Exercise inputs »
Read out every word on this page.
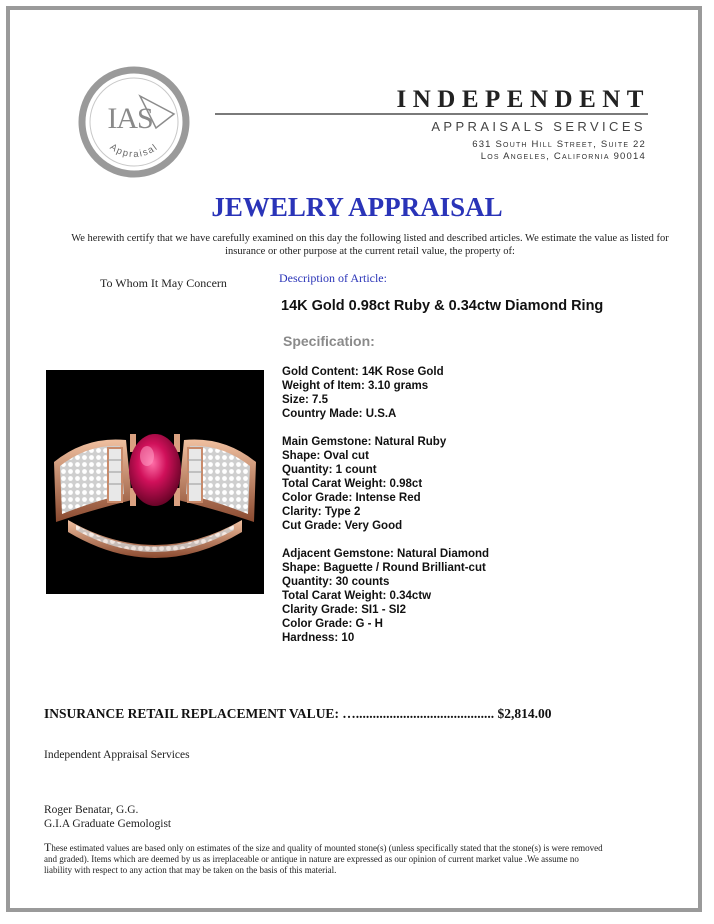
IAS
Appraisal
INDEPENDENT
APPRAISALS SERVICES
631 South Hill Street, Suite 22
Los Angeles, California 90014
JEWELRY APPRAISAL
We herewith certify that we have carefully examined on this day the following listed and described articles. We estimate the value as listed for insurance or other purpose at the current retail value, the property of:
To Whom It May Concern	Description of Article:
14K Gold 0.98ct Ruby & 0.34ctw Diamond Ring
Specification:
Gold Content: 14K Rose Gold
Weight of Item: 3.10 grams
Size: 7.5
Country Made: U.S.A
Main Gemstone: Natural Ruby
Shape: Oval cut
Quantity: 1 count
Total Carat Weight: 0.98ct
Color Grade: Intense Red
Clarity: Type 2
Cut Grade: Very Good
Adjacent Gemstone: Natural Diamond
Shape: Baguette / Round Brilliant-cut
Quantity: 30 counts
Total Carat Weight: 0.34ctw
Clarity Grade: SI1 - SI2
Color Grade: G - H
Hardness: 10
INSURANCE RETAIL REPLACEMENT VALUE: …......................................... $2,814.00
Independent Appraisal Services
Roger Benatar, G.G.
G.I.A Graduate Gemologist
These estimated values are based only on estimates of the size and quality of mounted stone(s) (unless specifically stated that the stone(s) is were removed and graded). Items which are deemed by us as irreplaceable or antique in nature are expressed as our opinion of current market value .We assume no liability with respect to any action that may be taken on the basis of this material.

What this task involves »
Without including any pictures, please restate all the records exactly.

The reply »
Read out every word on this page.
IAS
Appraisal
INDEPENDENT
APPRAISALS SERVICES
631 South Hill Street, Suite 22
Los Angeles, California 90014
JEWELRY APPRAISAL
We herewith certify that we have carefully examined on this day the following listed and described articles. We estimate the value as listed for insurance or other purpose at the current retail value, the property of:
To Whom It May Concern	Description of Article:
14K Gold 0.98ct Ruby & 0.34ctw Diamond Ring
Specification:
Gold Content: 14K Rose Gold
Weight of Item: 3.10 grams
Size: 7.5
Country Made: U.S.A
Main Gemstone: Natural Ruby
Shape: Oval cut
Quantity: 1 count
Total Carat Weight: 0.98ct
Color Grade: Intense Red
Clarity: Type 2
Cut Grade: Very Good
Adjacent Gemstone: Natural Diamond
Shape: Baguette / Round Brilliant-cut
Quantity: 30 counts
Total Carat Weight: 0.34ctw
Clarity Grade: SI1 - SI2
Color Grade: G - H
Hardness: 10
INSURANCE RETAIL REPLACEMENT VALUE: …......................................... $2,814.00
Independent Appraisal Services
Roger Benatar, G.G.
G.I.A Graduate Gemologist
These estimated values are based only on estimates of the size and quality of mounted stone(s) (unless specifically stated that the stone(s) is were removed and graded). Items which are deemed by us as irreplaceable or antique in nature are expressed as our opinion of current market value .We assume no liability with respect to any action that may be taken on the basis of this material.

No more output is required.